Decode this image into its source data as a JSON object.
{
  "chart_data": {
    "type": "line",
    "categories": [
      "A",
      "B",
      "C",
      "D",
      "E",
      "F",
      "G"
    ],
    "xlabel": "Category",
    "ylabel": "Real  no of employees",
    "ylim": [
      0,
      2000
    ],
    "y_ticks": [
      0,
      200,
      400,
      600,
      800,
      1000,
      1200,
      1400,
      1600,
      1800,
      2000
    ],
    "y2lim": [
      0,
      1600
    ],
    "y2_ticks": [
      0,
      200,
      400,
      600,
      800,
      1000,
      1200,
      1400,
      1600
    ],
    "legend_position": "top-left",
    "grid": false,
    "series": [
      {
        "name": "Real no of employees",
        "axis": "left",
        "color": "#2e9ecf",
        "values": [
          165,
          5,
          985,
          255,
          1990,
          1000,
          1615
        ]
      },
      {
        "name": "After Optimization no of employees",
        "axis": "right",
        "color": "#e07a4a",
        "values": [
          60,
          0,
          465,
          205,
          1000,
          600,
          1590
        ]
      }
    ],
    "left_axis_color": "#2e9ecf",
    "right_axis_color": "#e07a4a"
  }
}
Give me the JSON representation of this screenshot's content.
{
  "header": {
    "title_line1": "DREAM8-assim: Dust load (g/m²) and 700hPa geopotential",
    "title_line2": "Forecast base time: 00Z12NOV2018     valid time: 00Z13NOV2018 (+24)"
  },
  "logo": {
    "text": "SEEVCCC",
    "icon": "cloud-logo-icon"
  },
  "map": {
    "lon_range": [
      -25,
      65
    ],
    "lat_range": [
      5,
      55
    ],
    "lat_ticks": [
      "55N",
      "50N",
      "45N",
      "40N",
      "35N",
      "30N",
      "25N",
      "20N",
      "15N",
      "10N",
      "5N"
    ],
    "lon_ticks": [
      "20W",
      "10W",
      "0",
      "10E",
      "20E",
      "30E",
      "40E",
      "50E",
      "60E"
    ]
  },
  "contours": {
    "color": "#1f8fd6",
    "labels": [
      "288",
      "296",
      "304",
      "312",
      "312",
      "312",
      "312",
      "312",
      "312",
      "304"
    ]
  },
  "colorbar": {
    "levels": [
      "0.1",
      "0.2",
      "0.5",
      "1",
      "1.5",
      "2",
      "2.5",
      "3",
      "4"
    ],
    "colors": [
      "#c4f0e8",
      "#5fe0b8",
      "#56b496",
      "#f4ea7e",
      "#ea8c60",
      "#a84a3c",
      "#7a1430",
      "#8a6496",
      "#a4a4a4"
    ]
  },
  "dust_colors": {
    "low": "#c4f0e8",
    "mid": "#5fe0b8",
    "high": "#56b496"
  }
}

##########

All of the data needs to be reproduced exactly, with no line missing.

Decode this image into its source data as a JSON object.
{
  "chart_data": {
    "type": "line",
    "categories": [
      "A",
      "B",
      "C",
      "D",
      "E",
      "F",
      "G"
    ],
    "xlabel": "Category",
    "ylabel": "Real  no of employees",
    "ylim": [
      0,
      2000
    ],
    "y_ticks": [
      0,
      200,
      400,
      600,
      800,
      1000,
      1200,
      1400,
      1600,
      1800,
      2000
    ],
    "y2lim": [
      0,
      1600
    ],
    "y2_ticks": [
      0,
      200,
      400,
      600,
      800,
      1000,
      1200,
      1400,
      1600
    ],
    "legend_position": "top-left",
    "grid": false,
    "series": [
      {
        "name": "Real no of employees",
        "axis": "left",
        "color": "#2e9ecf",
        "values": [
          165,
          5,
          985,
          255,
          1990,
          1000,
          1615
        ]
      },
      {
        "name": "After Optimization no of employees",
        "axis": "right",
        "color": "#e07a4a",
        "values": [
          60,
          0,
          465,
          205,
          1000,
          600,
          1590
        ]
      }
    ],
    "left_axis_color": "#2e9ecf",
    "right_axis_color": "#e07a4a"
  }
}
Give me the JSON representation of this screenshot's content.
{
  "header": {
    "title_line1": "DREAM8-assim: Dust load (g/m²) and 700hPa geopotential",
    "title_line2": "Forecast base time: 00Z12NOV2018     valid time: 00Z13NOV2018 (+24)"
  },
  "logo": {
    "text": "SEEVCCC",
    "icon": "cloud-logo-icon"
  },
  "map": {
    "lon_range": [
      -25,
      65
    ],
    "lat_range": [
      5,
      55
    ],
    "lat_ticks": [
      "55N",
      "50N",
      "45N",
      "40N",
      "35N",
      "30N",
      "25N",
      "20N",
      "15N",
      "10N",
      "5N"
    ],
    "lon_ticks": [
      "20W",
      "10W",
      "0",
      "10E",
      "20E",
      "30E",
      "40E",
      "50E",
      "60E"
    ]
  },
  "contours": {
    "color": "#1f8fd6",
    "labels": [
      "288",
      "296",
      "304",
      "312",
      "312",
      "312",
      "312",
      "312",
      "312",
      "304"
    ]
  },
  "colorbar": {
    "levels": [
      "0.1",
      "0.2",
      "0.5",
      "1",
      "1.5",
      "2",
      "2.5",
      "3",
      "4"
    ],
    "colors": [
      "#c4f0e8",
      "#5fe0b8",
      "#56b496",
      "#f4ea7e",
      "#ea8c60",
      "#a84a3c",
      "#7a1430",
      "#8a6496",
      "#a4a4a4"
    ]
  },
  "dust_colors": {
    "low": "#c4f0e8",
    "mid": "#5fe0b8",
    "high": "#56b496"
  }
}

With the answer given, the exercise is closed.